╭─ Task data

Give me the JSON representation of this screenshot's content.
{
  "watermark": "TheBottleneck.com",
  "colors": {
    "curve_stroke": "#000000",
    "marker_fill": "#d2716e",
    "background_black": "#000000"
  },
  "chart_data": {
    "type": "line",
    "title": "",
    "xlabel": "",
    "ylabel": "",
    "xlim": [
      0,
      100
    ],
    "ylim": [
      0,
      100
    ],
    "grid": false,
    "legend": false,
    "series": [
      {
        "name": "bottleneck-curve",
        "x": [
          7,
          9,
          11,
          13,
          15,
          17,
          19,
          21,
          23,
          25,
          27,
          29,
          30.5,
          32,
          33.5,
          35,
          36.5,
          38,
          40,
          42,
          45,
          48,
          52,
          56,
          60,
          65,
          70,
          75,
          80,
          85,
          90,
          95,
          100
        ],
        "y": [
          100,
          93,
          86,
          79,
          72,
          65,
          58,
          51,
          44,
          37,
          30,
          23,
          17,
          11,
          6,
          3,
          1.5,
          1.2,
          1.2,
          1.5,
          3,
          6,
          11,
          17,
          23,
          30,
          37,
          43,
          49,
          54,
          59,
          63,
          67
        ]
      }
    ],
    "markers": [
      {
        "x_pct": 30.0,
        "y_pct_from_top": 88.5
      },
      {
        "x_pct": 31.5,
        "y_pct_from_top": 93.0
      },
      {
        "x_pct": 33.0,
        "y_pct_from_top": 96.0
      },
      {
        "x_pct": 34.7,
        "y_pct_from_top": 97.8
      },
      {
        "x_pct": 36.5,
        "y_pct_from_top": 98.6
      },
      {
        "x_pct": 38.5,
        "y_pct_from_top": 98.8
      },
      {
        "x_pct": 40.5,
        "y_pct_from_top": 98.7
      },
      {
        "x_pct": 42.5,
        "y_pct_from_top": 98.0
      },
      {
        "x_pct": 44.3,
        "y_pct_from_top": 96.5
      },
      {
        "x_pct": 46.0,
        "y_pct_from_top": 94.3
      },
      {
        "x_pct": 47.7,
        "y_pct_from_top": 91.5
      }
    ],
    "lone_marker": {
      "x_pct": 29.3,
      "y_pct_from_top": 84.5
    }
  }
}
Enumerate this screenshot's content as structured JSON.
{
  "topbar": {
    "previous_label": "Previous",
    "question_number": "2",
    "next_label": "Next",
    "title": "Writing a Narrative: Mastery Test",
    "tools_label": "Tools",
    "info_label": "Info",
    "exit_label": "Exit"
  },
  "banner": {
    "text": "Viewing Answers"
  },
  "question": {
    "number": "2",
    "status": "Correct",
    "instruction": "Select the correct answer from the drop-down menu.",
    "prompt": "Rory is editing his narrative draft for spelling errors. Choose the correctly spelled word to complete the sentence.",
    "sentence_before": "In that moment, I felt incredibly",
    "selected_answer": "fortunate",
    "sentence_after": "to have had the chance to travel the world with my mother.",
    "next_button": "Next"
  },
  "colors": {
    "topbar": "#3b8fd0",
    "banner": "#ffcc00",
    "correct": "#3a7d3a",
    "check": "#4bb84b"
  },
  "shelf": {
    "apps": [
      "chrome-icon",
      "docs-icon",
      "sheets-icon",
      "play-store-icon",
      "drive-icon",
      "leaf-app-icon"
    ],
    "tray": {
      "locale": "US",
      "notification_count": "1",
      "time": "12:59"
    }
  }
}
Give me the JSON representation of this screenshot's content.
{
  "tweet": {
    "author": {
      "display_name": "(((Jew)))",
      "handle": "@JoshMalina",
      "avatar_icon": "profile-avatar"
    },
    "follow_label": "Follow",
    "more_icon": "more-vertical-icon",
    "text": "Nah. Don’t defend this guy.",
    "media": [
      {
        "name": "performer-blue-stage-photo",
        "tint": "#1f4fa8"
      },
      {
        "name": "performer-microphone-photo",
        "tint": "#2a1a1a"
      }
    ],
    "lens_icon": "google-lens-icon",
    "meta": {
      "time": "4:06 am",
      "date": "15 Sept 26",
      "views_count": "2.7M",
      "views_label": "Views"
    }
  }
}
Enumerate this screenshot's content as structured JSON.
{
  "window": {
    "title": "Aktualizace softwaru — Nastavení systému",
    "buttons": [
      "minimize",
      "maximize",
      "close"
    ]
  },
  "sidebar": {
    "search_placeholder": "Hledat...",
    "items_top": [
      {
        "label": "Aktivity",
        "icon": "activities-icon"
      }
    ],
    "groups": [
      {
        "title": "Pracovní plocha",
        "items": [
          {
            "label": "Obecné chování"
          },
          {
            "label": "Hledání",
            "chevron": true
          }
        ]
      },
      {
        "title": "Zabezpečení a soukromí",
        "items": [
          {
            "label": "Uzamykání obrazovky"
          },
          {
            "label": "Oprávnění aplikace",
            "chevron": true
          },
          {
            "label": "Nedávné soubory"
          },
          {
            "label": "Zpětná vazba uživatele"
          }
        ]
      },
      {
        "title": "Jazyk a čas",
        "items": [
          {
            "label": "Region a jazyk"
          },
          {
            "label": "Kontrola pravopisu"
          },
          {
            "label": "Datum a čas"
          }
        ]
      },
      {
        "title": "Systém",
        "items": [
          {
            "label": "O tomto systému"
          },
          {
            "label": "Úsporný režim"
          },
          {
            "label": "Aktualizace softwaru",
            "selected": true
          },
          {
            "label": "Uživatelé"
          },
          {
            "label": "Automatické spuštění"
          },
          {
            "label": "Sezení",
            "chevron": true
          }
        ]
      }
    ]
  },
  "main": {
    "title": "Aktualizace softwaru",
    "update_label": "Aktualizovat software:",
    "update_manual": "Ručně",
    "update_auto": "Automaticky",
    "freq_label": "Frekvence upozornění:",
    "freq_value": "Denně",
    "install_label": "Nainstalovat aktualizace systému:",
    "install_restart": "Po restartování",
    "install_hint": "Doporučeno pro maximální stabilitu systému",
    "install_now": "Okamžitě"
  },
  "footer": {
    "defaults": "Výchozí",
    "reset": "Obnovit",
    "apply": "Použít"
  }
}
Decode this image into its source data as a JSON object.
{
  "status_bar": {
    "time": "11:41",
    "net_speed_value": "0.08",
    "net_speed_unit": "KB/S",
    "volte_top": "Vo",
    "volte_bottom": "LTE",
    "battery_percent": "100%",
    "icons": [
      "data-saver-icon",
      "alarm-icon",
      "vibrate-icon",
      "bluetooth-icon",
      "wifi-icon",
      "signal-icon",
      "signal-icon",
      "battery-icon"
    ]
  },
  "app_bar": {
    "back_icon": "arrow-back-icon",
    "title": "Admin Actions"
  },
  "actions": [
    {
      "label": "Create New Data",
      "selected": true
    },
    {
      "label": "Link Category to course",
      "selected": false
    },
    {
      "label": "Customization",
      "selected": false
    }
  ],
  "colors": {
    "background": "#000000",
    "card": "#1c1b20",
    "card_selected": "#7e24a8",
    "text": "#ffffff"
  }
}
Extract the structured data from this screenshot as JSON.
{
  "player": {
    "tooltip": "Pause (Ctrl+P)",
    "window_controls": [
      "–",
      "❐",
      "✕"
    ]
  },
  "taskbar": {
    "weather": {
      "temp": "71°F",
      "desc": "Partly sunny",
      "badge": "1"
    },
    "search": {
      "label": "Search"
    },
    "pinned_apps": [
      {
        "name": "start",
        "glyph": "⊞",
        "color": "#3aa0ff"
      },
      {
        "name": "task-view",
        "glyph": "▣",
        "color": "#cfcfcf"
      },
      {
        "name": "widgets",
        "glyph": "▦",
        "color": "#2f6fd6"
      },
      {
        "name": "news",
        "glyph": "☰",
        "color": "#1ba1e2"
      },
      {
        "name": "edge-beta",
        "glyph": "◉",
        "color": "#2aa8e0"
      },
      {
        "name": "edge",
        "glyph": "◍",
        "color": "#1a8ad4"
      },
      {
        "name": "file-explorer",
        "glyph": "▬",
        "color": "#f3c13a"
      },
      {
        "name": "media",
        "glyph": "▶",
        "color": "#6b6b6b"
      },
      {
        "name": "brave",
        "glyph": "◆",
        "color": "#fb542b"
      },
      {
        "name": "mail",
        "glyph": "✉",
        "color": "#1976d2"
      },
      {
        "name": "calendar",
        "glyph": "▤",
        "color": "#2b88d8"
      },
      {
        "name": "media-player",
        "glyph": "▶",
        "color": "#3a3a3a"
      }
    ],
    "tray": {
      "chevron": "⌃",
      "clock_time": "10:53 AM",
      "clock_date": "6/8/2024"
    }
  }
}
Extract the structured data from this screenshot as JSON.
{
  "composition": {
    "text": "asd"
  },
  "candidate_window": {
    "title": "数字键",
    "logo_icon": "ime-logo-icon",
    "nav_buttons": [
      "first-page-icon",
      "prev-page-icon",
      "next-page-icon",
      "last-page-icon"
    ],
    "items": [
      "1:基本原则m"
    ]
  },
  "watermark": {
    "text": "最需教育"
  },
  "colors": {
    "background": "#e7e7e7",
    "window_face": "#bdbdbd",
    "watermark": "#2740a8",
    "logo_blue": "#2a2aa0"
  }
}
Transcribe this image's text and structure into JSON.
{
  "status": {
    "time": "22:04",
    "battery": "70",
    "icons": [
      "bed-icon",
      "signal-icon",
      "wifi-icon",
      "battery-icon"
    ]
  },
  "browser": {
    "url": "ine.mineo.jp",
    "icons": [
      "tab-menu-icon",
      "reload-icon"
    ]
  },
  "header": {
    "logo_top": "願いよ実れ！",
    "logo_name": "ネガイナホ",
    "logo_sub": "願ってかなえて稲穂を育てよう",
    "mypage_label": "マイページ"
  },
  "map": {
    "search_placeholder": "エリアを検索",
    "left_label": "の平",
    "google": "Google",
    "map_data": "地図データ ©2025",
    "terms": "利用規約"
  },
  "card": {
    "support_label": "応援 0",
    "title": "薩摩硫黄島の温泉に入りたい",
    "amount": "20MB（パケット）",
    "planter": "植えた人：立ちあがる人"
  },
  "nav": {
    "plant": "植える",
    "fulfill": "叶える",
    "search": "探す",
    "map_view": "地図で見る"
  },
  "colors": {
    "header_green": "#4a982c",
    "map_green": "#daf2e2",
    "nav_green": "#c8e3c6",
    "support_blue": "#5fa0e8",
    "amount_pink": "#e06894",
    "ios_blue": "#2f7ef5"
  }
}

╰─

■ Task details ■
Show each line of the data that contains the string "image".

■ Solution below ■
Decode this image into its source data as a JSON object.
Transcribe this image's text and structure into JSON.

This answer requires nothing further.